• Directions:
Write out, precisely and in full, each line of the material.

• Task input:
::::::::::

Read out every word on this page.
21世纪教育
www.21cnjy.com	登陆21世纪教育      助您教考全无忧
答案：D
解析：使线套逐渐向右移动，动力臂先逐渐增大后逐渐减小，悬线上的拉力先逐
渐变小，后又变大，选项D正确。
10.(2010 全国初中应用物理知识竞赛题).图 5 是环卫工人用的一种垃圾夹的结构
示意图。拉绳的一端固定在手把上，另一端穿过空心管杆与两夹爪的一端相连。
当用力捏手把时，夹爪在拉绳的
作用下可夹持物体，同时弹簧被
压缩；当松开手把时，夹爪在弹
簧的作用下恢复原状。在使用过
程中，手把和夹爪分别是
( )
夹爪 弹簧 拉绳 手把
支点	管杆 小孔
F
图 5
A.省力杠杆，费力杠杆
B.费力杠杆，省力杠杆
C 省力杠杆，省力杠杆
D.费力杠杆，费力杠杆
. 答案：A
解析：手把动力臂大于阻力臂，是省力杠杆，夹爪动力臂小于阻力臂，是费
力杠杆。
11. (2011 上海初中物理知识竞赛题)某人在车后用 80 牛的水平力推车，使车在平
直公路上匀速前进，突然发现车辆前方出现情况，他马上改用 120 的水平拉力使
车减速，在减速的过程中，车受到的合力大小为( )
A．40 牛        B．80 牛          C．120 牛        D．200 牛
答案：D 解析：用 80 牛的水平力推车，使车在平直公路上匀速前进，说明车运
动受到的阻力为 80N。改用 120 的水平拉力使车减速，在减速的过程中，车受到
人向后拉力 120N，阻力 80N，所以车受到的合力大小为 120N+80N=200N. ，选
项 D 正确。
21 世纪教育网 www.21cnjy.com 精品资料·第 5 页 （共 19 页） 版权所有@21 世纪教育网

::::::::::

• Output below:
Read out every word on this page.
21世纪教育
www.21cnjy.com	登陆21世纪教育      助您教考全无忧
答案：D
解析：使线套逐渐向右移动，动力臂先逐渐增大后逐渐减小，悬线上的拉力先逐
渐变小，后又变大，选项D正确。
10.(2010 全国初中应用物理知识竞赛题).图 5 是环卫工人用的一种垃圾夹的结构
示意图。拉绳的一端固定在手把上，另一端穿过空心管杆与两夹爪的一端相连。
当用力捏手把时，夹爪在拉绳的
作用下可夹持物体，同时弹簧被
压缩；当松开手把时，夹爪在弹
簧的作用下恢复原状。在使用过
程中，手把和夹爪分别是
( )
夹爪 弹簧 拉绳 手把
支点	管杆 小孔
F
图 5
A.省力杠杆，费力杠杆
B.费力杠杆，省力杠杆
C 省力杠杆，省力杠杆
D.费力杠杆，费力杠杆
. 答案：A
解析：手把动力臂大于阻力臂，是省力杠杆，夹爪动力臂小于阻力臂，是费
力杠杆。
11. (2011 上海初中物理知识竞赛题)某人在车后用 80 牛的水平力推车，使车在平
直公路上匀速前进，突然发现车辆前方出现情况，他马上改用 120 的水平拉力使
车减速，在减速的过程中，车受到的合力大小为( )
A．40 牛        B．80 牛          C．120 牛        D．200 牛
答案：D 解析：用 80 牛的水平力推车，使车在平直公路上匀速前进，说明车运
动受到的阻力为 80N。改用 120 的水平拉力使车减速，在减速的过程中，车受到
人向后拉力 120N，阻力 80N，所以车受到的合力大小为 120N+80N=200N. ，选
项 D 正确。
21 世纪教育网 www.21cnjy.com 精品资料·第 5 页 （共 19 页） 版权所有@21 世纪教育网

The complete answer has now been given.